### ZIELE
(1) Wie viele U-Bahn-Linien hat Rom laut dem Reisebericht bislang?
(2) Nenne alle Orte, über die der Cotral-Bus laut dem Reisebericht nach Olevano fährt.

### AUSGANGSTEXT
──────

7.48 Uhr:
[Überm Canto Santo.]Mein Junge schläft noch im Zelt, die Sonne kommt durch; soeben wölbt sich ein riesiger Regenbogen über den Berg. Denn gegossen hat es nachts, Geprassel aufs Zeltdach weckte uns auf. Wir schliefen wieder drüber ein. Gestern abend schon hatte der Wind aufgefrischt, ich hatte etwas skeptisch zum benachbarten, dem höheren, Berg geschaut, wo’s sich dunkel wölbte. Das Land freilich braucht den Regen.
Kaum zu fassen, daß wir erst vorgestern ankamen. Mit etwas Verspätung, das war nicht das Problem. Aber es gebe ferienhalber am Aeroporto Fiumicino Personalprobleme, so daß wir weit über eine Stunde auf unser Gepäck warten mußten. Immerhin kam es vollständig an; vor allem des Zeltes, der Matten und selbstaufblasbaren Matratzen wegen wichtig. Wir nahmen den falschen Zug, also den teueren Diretto, indes wir nur für den einfach Regionalzug nach Roma Tuscolana bezahlt hatten, aber der Schaffner („Zugbegleiter”), zwar „Dio!” zischend, ließ uns mitfahren, ohne daß wir nachlösen mußten. An Termini also umsteigen, eine wahnwitzige Baulandschaft untertags von Metro zu Metro; Rom hat bislang nur zwei U-Bahn-Linien, Linea A und Linea B, eine dritte wird grad gebaut. Zwar hatten wir bereits in Fiumicino bis Anagnina gelöst, aber der Kontrolleur nun sagte uns: nein nein, für die U-Bahn müßt ihr gesondert lösen. Und ließ uns ohne Bezahlung durch. Dann ging’s fix. Kaum zwanzig Minuten, nachdem wir Anagnina erreicht hatten, fuhr der Cotral-Bus nach Olevano: noch anderthalb Stunden Fahrt, während der mein Junge einschlief, über Zagarolo, Palestrina (wonach der Komponist benannt ist) und Gennazano. Auf Olevanos Piazza, die ein Mitfahren wegen der Aussicht übers Land „La Galeria” nannte, angekommen, ist es dann noch ein kleiner Fußweg zu Eiger olevansischer Stadtwohnung.

──────

### DATENAUSZUG
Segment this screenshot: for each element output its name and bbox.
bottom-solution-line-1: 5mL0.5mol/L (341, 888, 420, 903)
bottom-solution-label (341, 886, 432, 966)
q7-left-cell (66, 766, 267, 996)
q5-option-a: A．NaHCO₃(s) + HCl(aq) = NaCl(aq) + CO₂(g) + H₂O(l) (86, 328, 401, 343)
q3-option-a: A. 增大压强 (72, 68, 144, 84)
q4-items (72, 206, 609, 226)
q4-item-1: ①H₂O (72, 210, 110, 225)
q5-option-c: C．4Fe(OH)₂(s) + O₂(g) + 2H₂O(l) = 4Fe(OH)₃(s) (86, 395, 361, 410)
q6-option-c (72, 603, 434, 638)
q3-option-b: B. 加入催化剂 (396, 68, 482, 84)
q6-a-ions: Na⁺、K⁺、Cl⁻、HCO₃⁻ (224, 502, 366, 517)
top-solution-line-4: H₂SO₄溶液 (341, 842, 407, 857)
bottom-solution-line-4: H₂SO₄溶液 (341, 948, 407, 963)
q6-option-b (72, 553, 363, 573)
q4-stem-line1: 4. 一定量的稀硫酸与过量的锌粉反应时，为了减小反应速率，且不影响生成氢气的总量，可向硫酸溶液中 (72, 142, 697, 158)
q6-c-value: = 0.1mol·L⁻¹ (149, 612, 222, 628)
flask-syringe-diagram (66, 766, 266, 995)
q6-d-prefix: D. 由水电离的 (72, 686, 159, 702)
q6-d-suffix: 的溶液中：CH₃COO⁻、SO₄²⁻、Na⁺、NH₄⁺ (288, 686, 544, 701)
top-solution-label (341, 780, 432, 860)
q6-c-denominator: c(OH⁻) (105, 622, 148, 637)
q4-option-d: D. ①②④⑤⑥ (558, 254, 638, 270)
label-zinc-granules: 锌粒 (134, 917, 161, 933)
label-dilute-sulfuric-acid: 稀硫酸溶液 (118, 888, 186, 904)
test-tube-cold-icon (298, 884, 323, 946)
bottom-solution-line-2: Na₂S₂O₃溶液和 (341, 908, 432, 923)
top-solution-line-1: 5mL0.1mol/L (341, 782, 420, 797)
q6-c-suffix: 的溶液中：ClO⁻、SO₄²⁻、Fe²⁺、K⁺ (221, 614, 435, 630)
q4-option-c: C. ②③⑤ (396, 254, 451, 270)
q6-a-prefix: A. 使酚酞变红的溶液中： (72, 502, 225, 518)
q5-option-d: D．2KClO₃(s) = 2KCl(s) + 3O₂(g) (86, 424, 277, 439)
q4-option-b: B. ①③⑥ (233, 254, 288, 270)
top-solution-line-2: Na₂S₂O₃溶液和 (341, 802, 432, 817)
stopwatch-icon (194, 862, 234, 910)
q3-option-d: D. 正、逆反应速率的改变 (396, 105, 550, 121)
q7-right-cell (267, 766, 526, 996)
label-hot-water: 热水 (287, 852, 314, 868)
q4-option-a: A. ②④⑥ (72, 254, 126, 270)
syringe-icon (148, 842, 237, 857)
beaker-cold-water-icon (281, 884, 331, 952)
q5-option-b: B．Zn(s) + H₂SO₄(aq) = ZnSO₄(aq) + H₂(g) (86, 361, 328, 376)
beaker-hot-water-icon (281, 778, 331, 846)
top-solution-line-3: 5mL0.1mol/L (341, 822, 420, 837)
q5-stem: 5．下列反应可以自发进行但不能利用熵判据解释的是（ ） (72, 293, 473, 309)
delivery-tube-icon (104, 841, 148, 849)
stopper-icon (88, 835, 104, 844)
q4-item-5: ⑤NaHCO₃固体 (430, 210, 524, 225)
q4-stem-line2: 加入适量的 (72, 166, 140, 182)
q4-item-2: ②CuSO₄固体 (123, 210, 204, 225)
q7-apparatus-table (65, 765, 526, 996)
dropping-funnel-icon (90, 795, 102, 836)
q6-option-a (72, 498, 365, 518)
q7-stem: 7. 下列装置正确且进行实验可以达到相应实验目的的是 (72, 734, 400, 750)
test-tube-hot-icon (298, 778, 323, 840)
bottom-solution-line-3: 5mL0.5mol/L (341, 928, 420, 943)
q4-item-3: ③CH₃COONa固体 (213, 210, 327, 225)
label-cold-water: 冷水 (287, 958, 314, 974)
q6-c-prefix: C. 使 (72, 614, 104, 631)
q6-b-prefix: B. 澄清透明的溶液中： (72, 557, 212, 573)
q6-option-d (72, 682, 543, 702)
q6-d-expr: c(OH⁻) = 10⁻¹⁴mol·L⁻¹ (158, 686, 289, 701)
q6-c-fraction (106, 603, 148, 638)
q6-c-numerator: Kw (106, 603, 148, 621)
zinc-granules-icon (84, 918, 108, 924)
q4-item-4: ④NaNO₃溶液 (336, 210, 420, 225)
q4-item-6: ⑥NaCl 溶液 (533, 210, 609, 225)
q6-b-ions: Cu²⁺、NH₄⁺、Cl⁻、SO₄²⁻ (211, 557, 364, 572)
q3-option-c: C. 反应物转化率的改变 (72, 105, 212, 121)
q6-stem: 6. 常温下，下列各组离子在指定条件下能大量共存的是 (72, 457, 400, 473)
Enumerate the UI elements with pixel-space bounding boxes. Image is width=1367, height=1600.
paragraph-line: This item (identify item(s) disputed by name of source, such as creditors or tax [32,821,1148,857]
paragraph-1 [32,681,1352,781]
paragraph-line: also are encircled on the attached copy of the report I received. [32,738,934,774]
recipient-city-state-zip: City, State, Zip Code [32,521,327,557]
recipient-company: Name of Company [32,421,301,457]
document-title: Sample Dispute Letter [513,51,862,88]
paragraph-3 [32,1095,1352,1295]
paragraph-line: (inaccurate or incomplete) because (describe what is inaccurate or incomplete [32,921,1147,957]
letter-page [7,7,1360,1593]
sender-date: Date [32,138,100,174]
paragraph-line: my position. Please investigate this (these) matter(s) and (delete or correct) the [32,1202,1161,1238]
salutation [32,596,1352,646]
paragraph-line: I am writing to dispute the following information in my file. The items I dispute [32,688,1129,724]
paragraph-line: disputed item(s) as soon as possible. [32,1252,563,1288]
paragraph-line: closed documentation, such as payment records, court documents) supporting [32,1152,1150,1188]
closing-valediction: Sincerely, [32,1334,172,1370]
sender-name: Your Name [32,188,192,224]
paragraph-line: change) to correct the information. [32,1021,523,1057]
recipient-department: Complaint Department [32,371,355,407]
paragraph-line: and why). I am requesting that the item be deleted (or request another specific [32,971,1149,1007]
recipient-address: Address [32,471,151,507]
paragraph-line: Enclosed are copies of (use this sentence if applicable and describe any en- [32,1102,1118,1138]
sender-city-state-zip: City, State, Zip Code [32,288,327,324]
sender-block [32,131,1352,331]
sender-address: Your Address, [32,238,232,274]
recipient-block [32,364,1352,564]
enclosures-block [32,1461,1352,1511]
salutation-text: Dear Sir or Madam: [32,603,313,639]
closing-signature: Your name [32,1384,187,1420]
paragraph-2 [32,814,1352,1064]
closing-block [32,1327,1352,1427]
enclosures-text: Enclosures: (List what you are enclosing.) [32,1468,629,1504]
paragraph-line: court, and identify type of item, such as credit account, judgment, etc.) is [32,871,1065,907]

──────

### MUSTERLÖSUNGEN
(1) Zwei: Linea A und Linea B.

(2) Zagarolo, Palestrina, Gennazano